Please copy the lines between the one holding "wajeb-logo: واجب WAJEB.net" and the one holding "car-icon bbox=[333, 1391, 398, 1431]", inclusive, swapping "story-question" for "story-prompt" and leaving everything else as it is.
— start Provided data —
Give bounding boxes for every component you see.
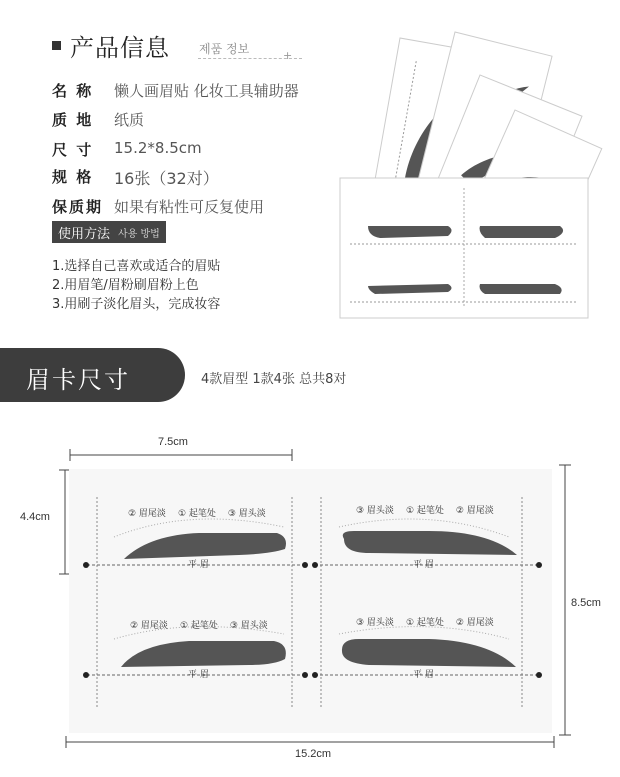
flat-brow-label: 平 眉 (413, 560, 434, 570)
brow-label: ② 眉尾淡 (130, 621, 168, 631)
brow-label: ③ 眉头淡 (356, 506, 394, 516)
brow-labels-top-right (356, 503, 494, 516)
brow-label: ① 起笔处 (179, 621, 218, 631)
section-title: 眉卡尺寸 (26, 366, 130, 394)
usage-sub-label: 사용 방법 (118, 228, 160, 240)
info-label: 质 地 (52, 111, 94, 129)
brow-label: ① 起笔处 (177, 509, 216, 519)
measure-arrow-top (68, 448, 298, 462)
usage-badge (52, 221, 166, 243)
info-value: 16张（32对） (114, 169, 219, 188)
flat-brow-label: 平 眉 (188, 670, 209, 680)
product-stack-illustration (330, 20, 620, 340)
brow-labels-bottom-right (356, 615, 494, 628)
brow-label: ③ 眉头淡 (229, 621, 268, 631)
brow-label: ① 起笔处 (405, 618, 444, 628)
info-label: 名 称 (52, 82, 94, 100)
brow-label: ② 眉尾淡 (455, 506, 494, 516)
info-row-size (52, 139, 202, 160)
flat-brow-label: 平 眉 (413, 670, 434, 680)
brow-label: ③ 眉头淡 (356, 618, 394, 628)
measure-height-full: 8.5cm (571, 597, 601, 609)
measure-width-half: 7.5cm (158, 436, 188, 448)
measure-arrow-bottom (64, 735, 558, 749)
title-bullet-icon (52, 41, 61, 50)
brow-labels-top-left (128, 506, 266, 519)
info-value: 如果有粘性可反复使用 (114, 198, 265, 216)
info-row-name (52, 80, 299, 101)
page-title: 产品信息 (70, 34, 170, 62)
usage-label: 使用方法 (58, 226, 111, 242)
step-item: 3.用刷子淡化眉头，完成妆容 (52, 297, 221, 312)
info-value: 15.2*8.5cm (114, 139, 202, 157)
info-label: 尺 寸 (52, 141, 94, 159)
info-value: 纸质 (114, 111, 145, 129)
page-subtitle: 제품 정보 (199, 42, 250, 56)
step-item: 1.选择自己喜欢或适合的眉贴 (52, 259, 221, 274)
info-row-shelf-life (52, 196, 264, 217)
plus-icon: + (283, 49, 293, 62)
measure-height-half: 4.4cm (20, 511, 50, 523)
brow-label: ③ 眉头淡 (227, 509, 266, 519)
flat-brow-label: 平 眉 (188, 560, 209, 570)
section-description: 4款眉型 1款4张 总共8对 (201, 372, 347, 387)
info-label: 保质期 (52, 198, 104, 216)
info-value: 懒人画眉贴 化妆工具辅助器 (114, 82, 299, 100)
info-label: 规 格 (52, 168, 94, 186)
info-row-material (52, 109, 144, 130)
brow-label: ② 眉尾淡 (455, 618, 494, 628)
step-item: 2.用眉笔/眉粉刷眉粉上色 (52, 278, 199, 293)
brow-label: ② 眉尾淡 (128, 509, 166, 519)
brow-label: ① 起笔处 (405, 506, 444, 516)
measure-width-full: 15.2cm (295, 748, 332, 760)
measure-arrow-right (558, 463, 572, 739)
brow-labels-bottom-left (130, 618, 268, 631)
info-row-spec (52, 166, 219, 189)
— end Provided data —
— start Provided data —
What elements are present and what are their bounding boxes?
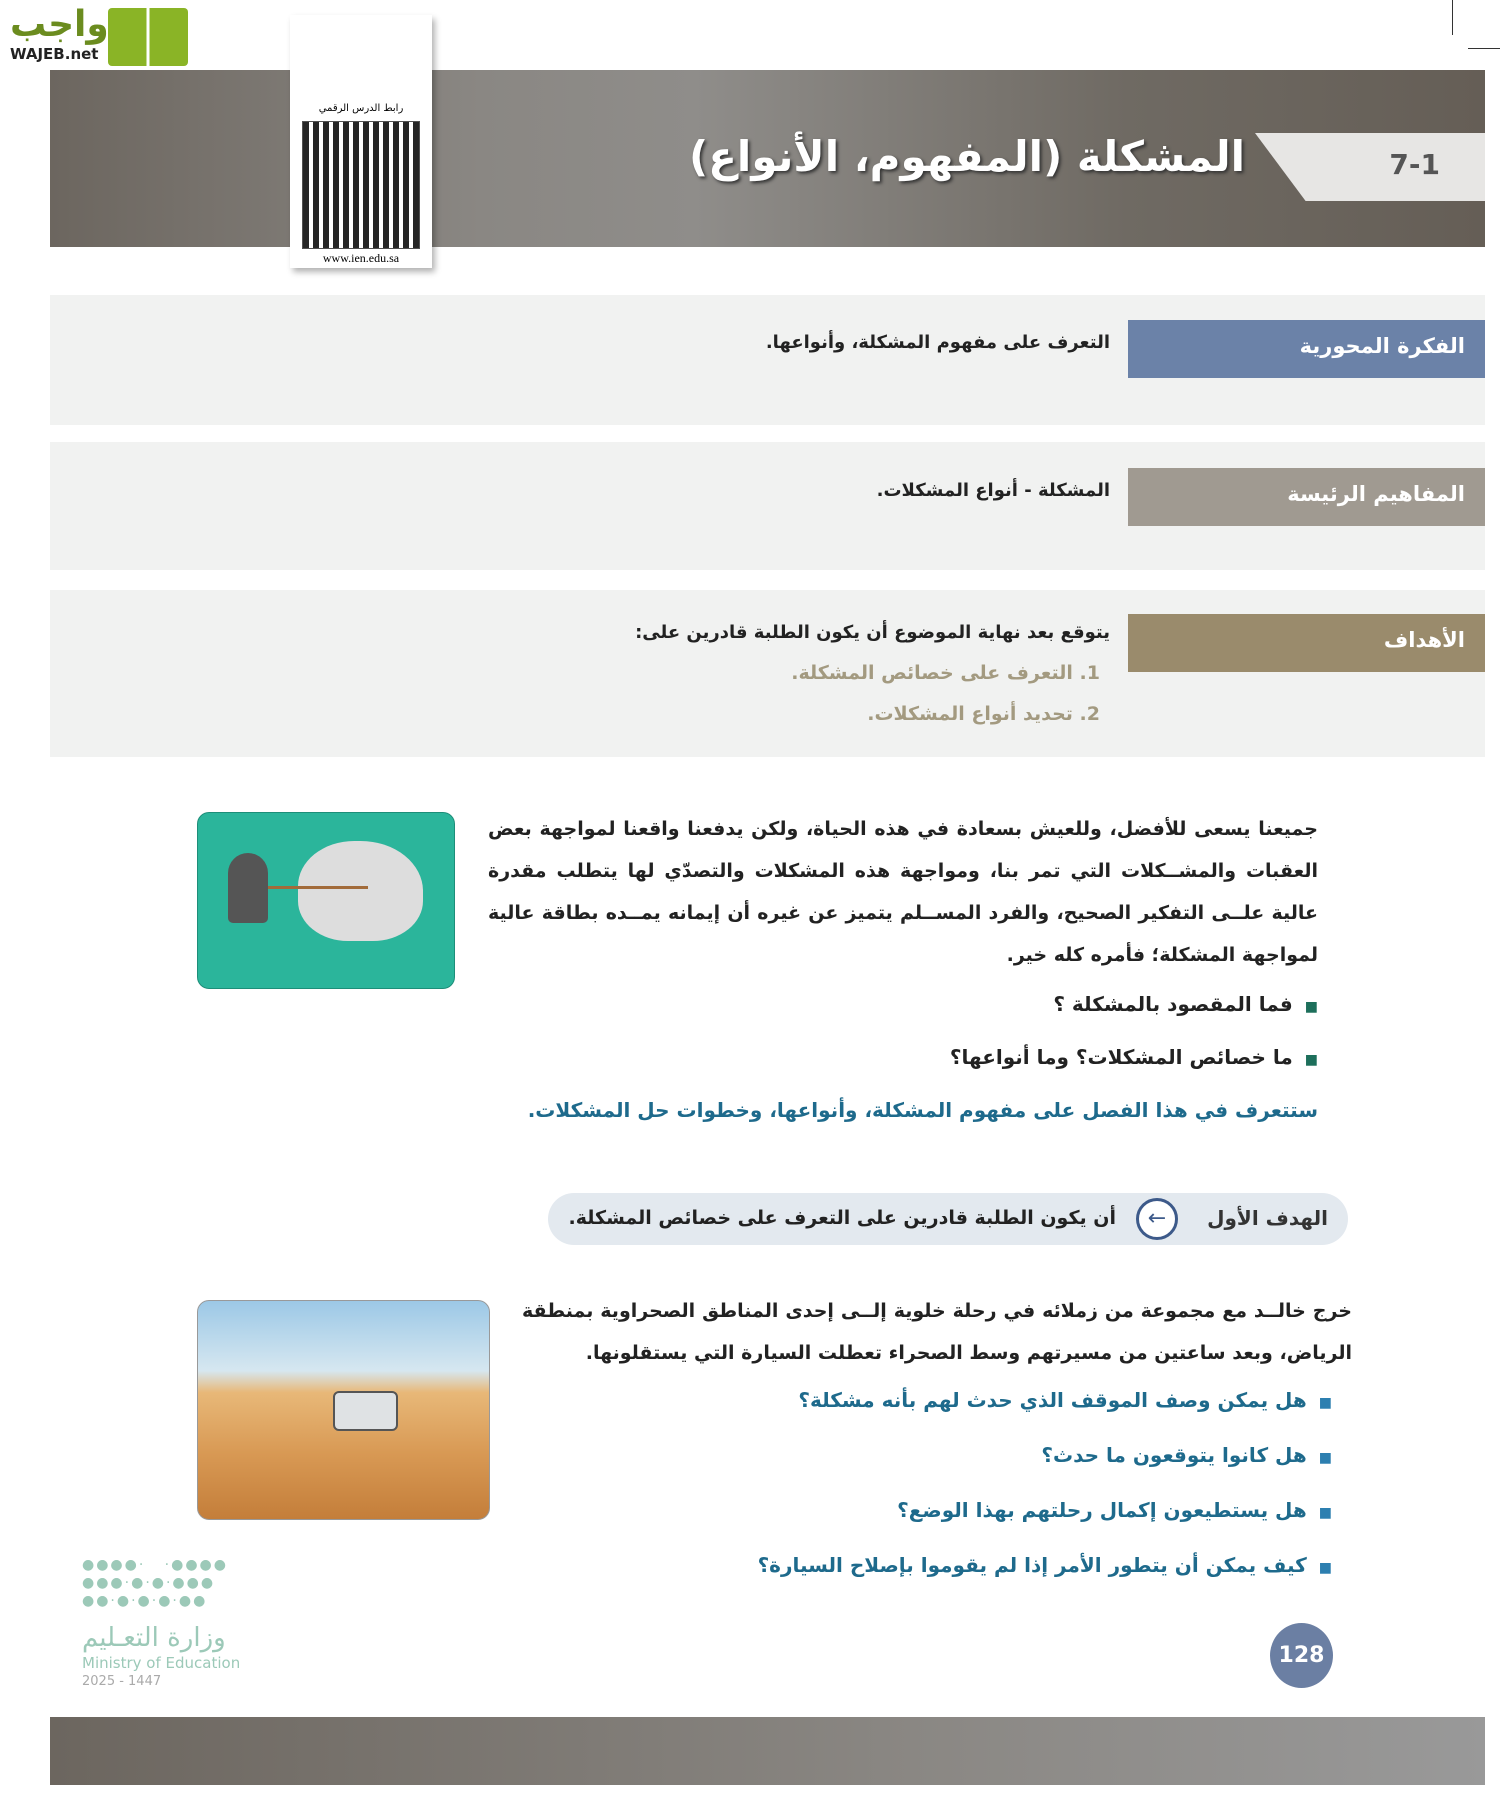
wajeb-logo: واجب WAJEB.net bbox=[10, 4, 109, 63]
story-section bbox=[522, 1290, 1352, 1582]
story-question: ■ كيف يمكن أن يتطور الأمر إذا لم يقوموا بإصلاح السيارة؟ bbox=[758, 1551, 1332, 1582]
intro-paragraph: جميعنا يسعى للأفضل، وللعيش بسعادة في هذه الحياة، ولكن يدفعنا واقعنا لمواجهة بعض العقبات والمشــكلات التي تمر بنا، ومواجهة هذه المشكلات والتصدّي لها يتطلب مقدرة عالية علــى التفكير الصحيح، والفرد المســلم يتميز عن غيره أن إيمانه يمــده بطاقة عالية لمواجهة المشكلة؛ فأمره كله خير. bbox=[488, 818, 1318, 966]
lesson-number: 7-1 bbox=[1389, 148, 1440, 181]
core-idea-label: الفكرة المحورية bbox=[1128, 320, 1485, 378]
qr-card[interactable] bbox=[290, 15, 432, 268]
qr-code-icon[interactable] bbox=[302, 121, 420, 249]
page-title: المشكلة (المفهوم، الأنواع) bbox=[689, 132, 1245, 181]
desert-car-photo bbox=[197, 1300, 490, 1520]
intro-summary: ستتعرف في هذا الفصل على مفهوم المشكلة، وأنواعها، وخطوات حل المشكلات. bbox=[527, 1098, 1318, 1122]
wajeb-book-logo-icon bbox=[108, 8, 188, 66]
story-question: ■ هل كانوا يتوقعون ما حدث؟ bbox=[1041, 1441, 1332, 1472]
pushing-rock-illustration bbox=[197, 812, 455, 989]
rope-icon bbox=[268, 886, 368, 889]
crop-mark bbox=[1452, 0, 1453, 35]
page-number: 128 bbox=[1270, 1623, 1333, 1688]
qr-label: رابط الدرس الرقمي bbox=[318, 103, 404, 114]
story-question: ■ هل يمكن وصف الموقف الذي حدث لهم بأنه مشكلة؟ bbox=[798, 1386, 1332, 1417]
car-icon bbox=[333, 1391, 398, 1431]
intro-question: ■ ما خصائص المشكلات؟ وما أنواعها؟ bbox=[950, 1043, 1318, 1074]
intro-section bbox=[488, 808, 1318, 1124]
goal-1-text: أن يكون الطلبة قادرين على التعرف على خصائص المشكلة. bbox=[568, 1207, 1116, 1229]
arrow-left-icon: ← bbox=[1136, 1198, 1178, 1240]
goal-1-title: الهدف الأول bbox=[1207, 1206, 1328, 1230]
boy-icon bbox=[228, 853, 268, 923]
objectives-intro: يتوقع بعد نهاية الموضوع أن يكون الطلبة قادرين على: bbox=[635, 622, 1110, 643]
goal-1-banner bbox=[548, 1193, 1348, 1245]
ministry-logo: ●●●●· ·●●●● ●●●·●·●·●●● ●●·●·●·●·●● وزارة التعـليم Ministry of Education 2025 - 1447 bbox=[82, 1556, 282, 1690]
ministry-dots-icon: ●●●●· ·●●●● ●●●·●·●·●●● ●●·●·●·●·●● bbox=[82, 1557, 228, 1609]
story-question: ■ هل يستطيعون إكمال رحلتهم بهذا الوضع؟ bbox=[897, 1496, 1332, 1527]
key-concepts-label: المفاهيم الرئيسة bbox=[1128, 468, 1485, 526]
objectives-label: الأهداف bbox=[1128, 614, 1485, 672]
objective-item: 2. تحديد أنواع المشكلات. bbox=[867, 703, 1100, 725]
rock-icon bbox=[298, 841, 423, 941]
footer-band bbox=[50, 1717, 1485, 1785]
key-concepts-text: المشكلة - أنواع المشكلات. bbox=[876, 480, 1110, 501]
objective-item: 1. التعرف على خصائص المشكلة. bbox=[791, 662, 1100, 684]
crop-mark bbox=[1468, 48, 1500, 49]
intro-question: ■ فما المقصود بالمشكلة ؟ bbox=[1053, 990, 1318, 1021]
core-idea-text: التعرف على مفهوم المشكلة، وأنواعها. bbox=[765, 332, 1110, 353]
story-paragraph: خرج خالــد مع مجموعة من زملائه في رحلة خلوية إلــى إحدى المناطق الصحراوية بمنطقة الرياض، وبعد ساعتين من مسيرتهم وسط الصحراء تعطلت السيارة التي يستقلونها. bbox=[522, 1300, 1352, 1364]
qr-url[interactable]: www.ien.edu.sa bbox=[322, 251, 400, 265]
— end Provided data —
## Finished exercise
wajeb-logo: واجب WAJEB.net bbox=[10, 4, 109, 63]
story-section bbox=[522, 1290, 1352, 1582]
story-prompt: ■ كيف يمكن أن يتطور الأمر إذا لم يقوموا بإصلاح السيارة؟ bbox=[758, 1551, 1332, 1582]
intro-paragraph: جميعنا يسعى للأفضل، وللعيش بسعادة في هذه الحياة، ولكن يدفعنا واقعنا لمواجهة بعض العقبات والمشــكلات التي تمر بنا، ومواجهة هذه المشكلات والتصدّي لها يتطلب مقدرة عالية علــى التفكير الصحيح، والفرد المســلم يتميز عن غيره أن إيمانه يمــده بطاقة عالية لمواجهة المشكلة؛ فأمره كله خير. bbox=[488, 818, 1318, 966]
lesson-number: 7-1 bbox=[1389, 148, 1440, 181]
core-idea-label: الفكرة المحورية bbox=[1128, 320, 1485, 378]
qr-card[interactable] bbox=[290, 15, 432, 268]
qr-code-icon[interactable] bbox=[302, 121, 420, 249]
page-title: المشكلة (المفهوم، الأنواع) bbox=[689, 132, 1245, 181]
desert-car-photo bbox=[197, 1300, 490, 1520]
intro-summary: ستتعرف في هذا الفصل على مفهوم المشكلة، وأنواعها، وخطوات حل المشكلات. bbox=[527, 1098, 1318, 1122]
wajeb-book-logo-icon bbox=[108, 8, 188, 66]
story-prompt: ■ هل كانوا يتوقعون ما حدث؟ bbox=[1041, 1441, 1332, 1472]
pushing-rock-illustration bbox=[197, 812, 455, 989]
rope-icon bbox=[268, 886, 368, 889]
crop-mark bbox=[1452, 0, 1453, 35]
page-number: 128 bbox=[1270, 1623, 1333, 1688]
qr-label: رابط الدرس الرقمي bbox=[318, 103, 404, 114]
story-prompt: ■ هل يمكن وصف الموقف الذي حدث لهم بأنه مشكلة؟ bbox=[798, 1386, 1332, 1417]
car-icon bbox=[333, 1391, 398, 1431]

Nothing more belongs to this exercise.